OBJECTIVE »
Search the material below for the word "projects". Copy every line that has it.

____

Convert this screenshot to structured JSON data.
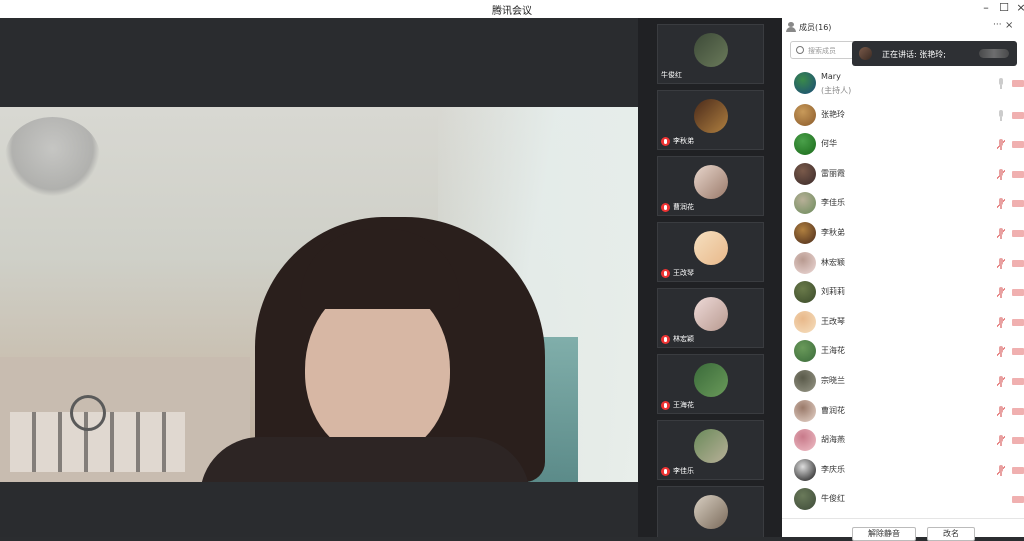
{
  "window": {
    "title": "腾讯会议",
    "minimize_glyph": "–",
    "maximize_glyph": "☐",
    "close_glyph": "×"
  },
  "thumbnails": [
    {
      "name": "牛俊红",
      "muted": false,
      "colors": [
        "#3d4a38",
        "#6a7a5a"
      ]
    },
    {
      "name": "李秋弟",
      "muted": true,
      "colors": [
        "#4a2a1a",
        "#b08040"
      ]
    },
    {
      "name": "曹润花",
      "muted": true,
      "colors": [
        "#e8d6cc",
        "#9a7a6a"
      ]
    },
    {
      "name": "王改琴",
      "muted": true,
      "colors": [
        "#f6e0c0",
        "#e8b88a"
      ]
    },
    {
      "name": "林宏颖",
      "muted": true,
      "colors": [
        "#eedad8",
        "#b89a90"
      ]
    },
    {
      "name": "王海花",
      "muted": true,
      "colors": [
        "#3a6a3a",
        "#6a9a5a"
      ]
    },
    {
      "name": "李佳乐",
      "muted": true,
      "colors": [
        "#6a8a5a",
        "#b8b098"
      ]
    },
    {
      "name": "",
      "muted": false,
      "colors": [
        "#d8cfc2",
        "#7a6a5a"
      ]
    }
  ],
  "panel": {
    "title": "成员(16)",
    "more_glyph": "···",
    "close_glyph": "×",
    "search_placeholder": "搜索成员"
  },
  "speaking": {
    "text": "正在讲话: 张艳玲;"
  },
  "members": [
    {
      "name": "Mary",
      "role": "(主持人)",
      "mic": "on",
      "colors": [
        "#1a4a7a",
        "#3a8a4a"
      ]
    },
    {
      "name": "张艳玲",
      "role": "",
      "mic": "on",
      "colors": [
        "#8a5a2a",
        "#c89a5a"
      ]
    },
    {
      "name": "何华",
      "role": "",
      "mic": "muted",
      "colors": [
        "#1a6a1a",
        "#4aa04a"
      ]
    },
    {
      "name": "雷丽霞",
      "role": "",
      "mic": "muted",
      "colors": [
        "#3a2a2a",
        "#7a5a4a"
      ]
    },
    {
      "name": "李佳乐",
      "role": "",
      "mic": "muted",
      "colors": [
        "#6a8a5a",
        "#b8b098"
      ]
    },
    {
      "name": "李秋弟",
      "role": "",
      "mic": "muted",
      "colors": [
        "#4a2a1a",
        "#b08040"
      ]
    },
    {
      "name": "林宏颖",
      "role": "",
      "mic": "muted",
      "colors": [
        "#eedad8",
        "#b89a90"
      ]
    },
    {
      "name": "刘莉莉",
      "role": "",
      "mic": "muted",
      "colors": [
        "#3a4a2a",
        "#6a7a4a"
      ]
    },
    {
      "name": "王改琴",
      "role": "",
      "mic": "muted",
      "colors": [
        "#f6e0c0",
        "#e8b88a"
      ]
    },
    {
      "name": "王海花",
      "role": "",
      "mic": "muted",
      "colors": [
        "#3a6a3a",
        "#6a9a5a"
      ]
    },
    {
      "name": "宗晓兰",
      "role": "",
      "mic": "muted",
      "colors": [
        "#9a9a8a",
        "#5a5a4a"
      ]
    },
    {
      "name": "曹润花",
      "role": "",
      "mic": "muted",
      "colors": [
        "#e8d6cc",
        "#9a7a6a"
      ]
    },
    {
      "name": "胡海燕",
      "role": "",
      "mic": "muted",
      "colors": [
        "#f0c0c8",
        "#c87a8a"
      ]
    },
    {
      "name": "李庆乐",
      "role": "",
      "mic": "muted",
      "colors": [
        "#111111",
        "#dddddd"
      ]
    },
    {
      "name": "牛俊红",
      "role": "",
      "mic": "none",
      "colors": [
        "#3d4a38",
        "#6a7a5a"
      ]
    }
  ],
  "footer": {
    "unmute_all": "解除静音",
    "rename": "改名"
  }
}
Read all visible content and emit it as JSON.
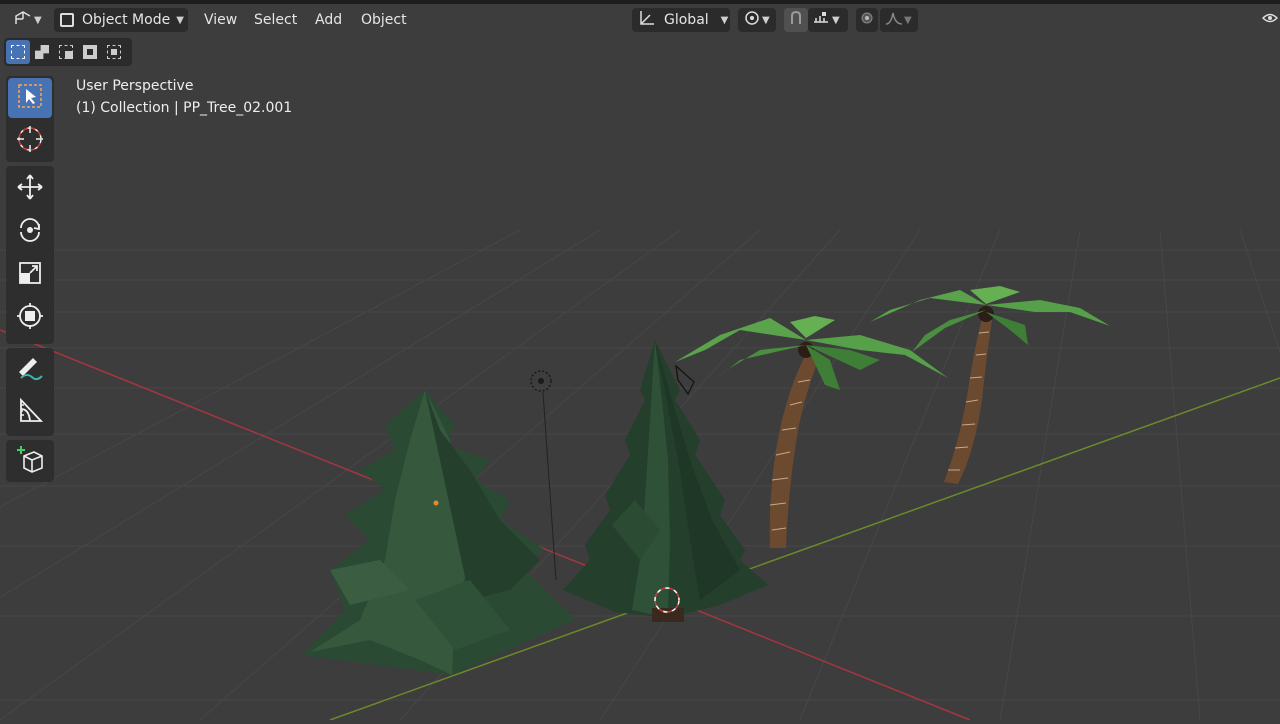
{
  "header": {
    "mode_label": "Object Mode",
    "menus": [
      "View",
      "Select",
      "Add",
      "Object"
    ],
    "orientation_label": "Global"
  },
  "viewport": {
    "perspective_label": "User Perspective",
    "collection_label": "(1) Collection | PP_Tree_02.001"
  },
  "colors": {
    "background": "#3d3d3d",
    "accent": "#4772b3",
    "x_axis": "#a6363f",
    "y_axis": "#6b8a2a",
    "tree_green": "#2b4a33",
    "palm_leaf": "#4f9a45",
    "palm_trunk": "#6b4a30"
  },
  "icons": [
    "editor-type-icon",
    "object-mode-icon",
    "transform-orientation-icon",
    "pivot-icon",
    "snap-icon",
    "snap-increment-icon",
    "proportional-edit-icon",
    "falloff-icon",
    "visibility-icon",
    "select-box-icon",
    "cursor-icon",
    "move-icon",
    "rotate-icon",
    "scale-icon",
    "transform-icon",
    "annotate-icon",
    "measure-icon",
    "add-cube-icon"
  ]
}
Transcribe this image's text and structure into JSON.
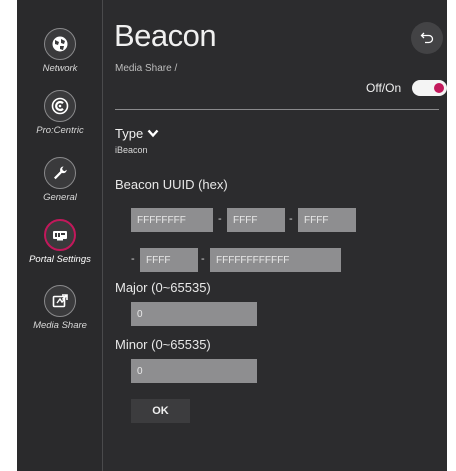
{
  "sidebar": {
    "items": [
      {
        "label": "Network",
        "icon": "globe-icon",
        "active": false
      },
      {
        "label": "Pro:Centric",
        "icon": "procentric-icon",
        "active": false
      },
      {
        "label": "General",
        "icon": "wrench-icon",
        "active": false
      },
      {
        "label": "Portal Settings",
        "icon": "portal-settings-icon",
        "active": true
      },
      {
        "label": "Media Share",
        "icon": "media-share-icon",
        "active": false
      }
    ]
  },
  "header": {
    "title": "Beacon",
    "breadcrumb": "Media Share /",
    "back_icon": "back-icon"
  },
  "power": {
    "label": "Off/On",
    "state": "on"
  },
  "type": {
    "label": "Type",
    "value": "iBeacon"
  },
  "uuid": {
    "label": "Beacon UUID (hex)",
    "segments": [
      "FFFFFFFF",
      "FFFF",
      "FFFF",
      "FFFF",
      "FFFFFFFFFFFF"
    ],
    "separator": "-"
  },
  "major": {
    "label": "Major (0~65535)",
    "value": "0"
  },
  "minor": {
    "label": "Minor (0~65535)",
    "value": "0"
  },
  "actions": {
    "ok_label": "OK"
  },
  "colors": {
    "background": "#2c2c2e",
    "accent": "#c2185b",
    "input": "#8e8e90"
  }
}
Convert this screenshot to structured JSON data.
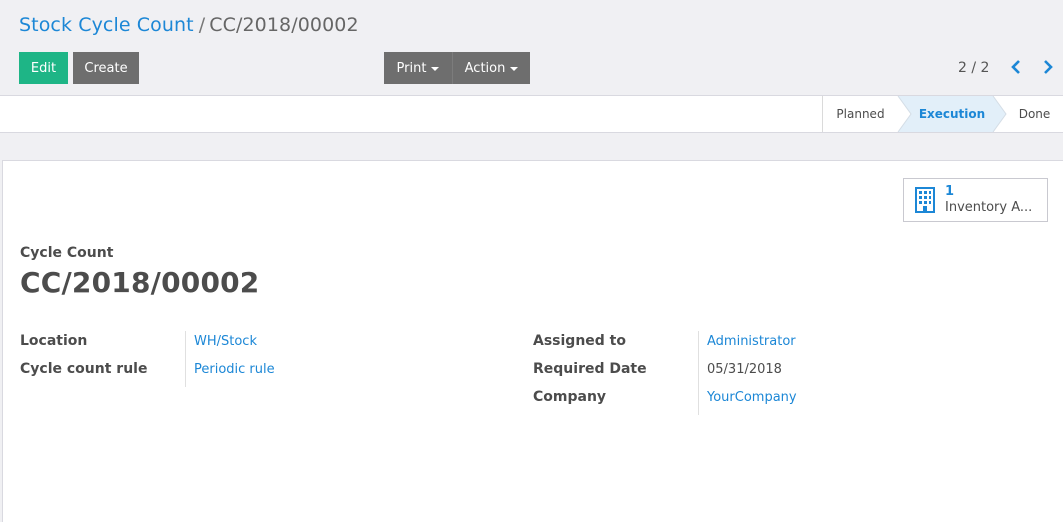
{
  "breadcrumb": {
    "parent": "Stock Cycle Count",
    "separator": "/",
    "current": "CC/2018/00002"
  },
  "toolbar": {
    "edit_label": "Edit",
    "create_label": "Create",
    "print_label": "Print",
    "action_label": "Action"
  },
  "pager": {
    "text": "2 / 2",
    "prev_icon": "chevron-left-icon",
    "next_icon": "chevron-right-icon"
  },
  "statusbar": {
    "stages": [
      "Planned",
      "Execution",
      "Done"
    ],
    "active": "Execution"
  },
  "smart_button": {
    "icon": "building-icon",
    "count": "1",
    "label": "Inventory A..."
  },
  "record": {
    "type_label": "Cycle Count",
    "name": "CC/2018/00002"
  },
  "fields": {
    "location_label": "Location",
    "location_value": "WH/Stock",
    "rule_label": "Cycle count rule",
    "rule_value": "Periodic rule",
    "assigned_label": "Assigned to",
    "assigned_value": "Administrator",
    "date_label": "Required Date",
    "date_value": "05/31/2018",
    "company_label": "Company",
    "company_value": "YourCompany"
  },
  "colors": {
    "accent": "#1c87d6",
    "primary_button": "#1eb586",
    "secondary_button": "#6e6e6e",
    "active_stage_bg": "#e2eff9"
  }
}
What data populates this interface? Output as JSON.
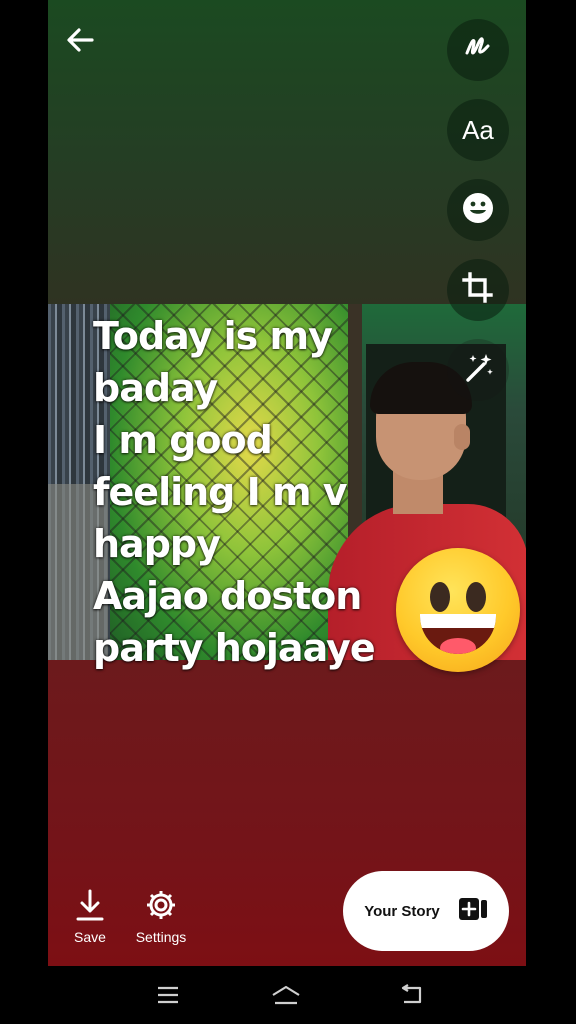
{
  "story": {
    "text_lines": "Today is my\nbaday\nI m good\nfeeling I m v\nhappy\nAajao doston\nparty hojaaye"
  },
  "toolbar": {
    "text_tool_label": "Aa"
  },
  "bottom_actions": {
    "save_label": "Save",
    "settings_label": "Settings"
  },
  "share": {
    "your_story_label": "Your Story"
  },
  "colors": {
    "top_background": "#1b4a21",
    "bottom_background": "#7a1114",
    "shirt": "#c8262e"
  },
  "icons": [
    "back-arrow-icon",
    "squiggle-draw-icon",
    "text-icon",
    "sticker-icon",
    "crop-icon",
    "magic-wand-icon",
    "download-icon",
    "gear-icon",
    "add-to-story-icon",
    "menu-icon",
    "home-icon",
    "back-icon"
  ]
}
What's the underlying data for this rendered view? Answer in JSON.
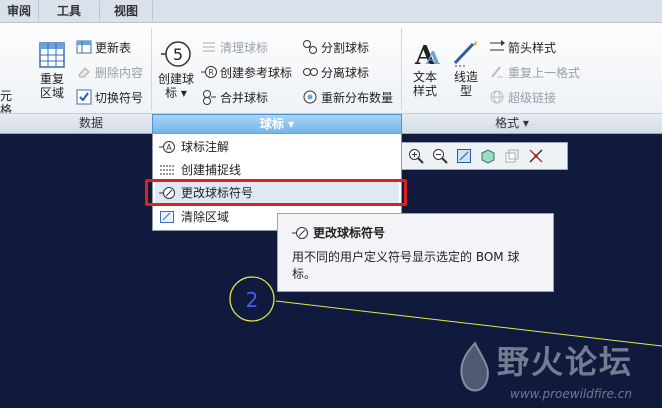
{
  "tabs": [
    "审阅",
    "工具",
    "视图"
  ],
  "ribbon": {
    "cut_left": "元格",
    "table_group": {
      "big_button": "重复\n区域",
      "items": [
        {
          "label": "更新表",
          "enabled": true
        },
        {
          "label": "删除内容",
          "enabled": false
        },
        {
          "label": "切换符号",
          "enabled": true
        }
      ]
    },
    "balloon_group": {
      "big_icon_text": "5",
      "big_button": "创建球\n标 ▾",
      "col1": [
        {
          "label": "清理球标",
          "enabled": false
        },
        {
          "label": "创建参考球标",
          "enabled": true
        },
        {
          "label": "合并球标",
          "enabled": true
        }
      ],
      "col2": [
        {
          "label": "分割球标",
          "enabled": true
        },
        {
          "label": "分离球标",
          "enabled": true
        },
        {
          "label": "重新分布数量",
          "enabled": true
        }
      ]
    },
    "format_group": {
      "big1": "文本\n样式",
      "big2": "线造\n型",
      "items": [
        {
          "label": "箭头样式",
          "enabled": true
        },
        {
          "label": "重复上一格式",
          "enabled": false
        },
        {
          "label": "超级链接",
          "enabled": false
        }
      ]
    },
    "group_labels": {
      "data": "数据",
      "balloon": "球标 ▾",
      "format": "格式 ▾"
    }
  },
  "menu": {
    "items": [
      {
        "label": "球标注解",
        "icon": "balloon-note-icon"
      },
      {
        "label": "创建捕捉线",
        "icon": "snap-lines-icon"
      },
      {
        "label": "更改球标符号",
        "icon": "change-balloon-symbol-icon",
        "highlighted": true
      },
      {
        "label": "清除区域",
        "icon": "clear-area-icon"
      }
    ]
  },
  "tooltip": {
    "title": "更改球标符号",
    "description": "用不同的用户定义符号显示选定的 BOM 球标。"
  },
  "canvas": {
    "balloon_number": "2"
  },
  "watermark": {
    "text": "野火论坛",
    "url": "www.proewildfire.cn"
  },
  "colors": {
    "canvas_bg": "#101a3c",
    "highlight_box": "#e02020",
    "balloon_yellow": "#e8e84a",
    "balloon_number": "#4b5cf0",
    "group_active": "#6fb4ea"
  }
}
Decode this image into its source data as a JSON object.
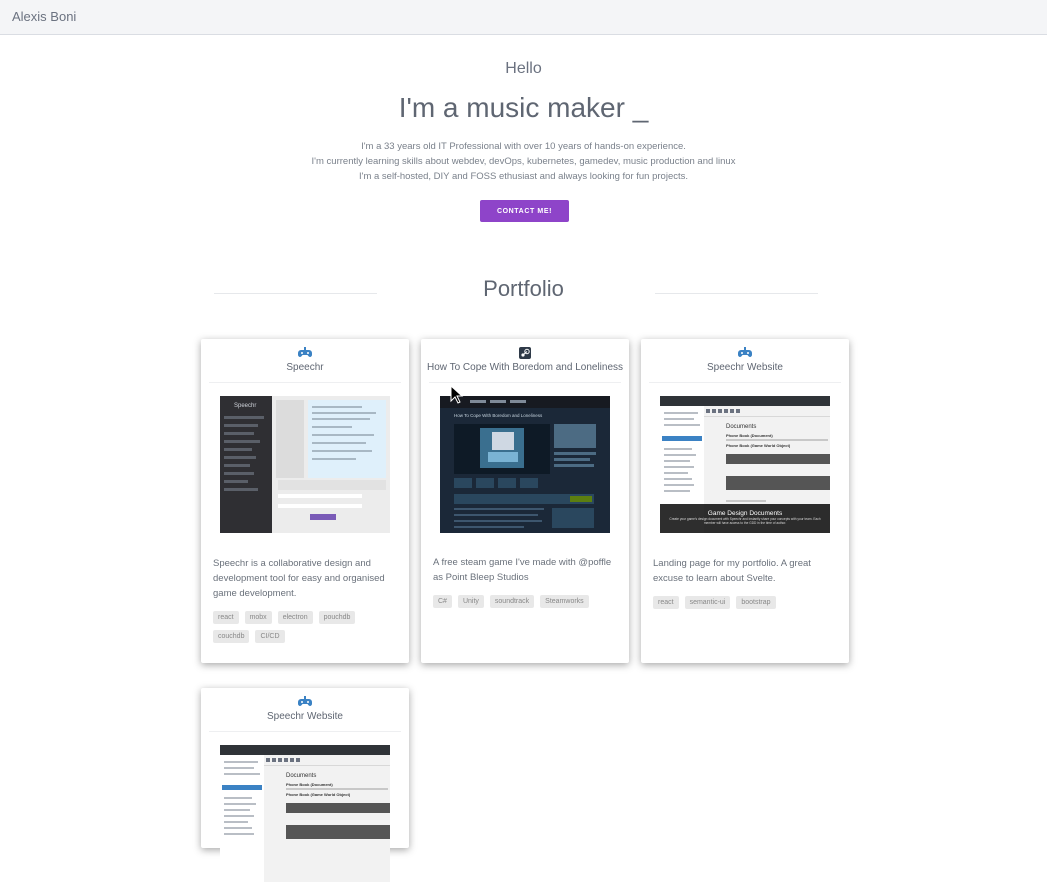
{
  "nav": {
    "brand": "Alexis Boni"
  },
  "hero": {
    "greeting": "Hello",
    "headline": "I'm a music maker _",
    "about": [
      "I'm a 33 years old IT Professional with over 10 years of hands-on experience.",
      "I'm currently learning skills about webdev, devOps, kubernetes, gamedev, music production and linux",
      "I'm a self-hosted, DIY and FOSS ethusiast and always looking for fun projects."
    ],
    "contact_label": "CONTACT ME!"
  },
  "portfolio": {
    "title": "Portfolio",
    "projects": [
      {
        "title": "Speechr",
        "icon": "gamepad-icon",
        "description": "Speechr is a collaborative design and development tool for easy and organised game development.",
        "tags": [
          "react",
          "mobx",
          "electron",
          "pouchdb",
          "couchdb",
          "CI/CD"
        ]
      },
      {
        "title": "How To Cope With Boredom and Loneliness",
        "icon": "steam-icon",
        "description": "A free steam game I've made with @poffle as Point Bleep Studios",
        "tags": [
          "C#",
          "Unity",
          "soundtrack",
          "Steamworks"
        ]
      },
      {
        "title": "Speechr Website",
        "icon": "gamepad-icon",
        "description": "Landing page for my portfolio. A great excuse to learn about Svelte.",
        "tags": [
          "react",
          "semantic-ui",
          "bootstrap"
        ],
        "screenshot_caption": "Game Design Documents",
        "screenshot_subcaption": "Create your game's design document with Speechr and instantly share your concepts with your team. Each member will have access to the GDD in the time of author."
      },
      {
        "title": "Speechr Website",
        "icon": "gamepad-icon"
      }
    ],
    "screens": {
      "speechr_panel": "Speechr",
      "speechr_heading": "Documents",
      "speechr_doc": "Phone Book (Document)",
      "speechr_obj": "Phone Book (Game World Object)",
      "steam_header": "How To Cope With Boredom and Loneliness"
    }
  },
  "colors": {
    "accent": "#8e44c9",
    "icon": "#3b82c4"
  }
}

____

TASK OUTPUT »
      "I'm a self-hosted, DIY and FOSS ethusiast and always looking for fun projects."
    "projects": [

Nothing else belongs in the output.